(STATED TASK): Write out every entry, unchanged. Skip any picture.

(INPUT DATA):
···

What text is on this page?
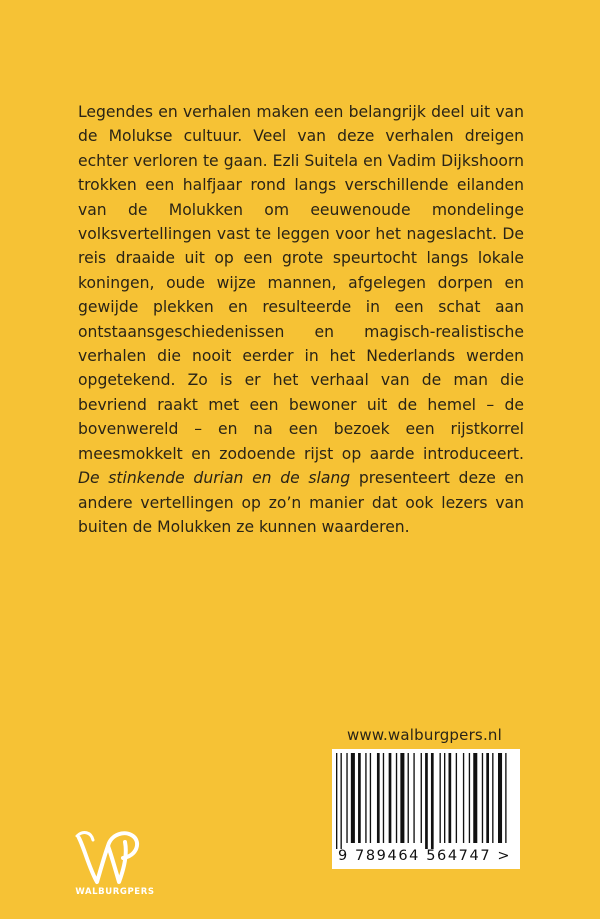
Legendes en verhalen maken een belangrijk deel uit van de Molukse cultuur. Veel van deze verhalen dreigen echter verloren te gaan. Ezli Suitela en Vadim Dijkshoorn trokken een halfjaar rond langs verschillende eilanden van de Molukken om eeuwenoude mondelinge volksvertellingen vast te leggen voor het nageslacht. De reis draaide uit op een grote speurtocht langs lokale koningen, oude wijze mannen, afgelegen dorpen en gewijde plekken en resulteerde in een schat aan ontstaansgeschiedenissen en magisch-realistische verhalen die nooit eerder in het Nederlands werden opgetekend. Zo is er het verhaal van de man die bevriend raakt met een bewoner uit de hemel – de bovenwereld – en na een bezoek een rijstkorrel meesmokkelt en zodoende rijst op aarde introduceert. De stinkende durian en de slang presenteert deze en andere vertellingen op zo’n manier dat ook lezers van buiten de Molukken ze kunnen waarderen.

www.walburgpers.nl
9 789464 564747 >
WALBURGPERS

···

(FINISHED TASK):
What text is on this page?
Legendes en verhalen maken een belangrijk deel uit van de Molukse cultuur. Veel van deze verhalen dreigen echter verloren te gaan. Ezli Suitela en Vadim Dijkshoorn trokken een halfjaar rond langs verschillende eilanden van de Molukken om eeuwenoude mondelinge volksvertellingen vast te leggen voor het nageslacht. De reis draaide uit op een grote speurtocht langs lokale koningen, oude wijze mannen, afgelegen dorpen en gewijde plekken en resulteerde in een schat aan ontstaansgeschiedenissen en magisch-realistische verhalen die nooit eerder in het Nederlands werden opgetekend. Zo is er het verhaal van de man die bevriend raakt met een bewoner uit de hemel – de bovenwereld – en na een bezoek een rijstkorrel meesmokkelt en zodoende rijst op aarde introduceert. De stinkende durian en de slang presenteert deze en andere vertellingen op zo’n manier dat ook lezers van buiten de Molukken ze kunnen waarderen.

www.walburgpers.nl
9 789464 564747 >
WALBURGPERS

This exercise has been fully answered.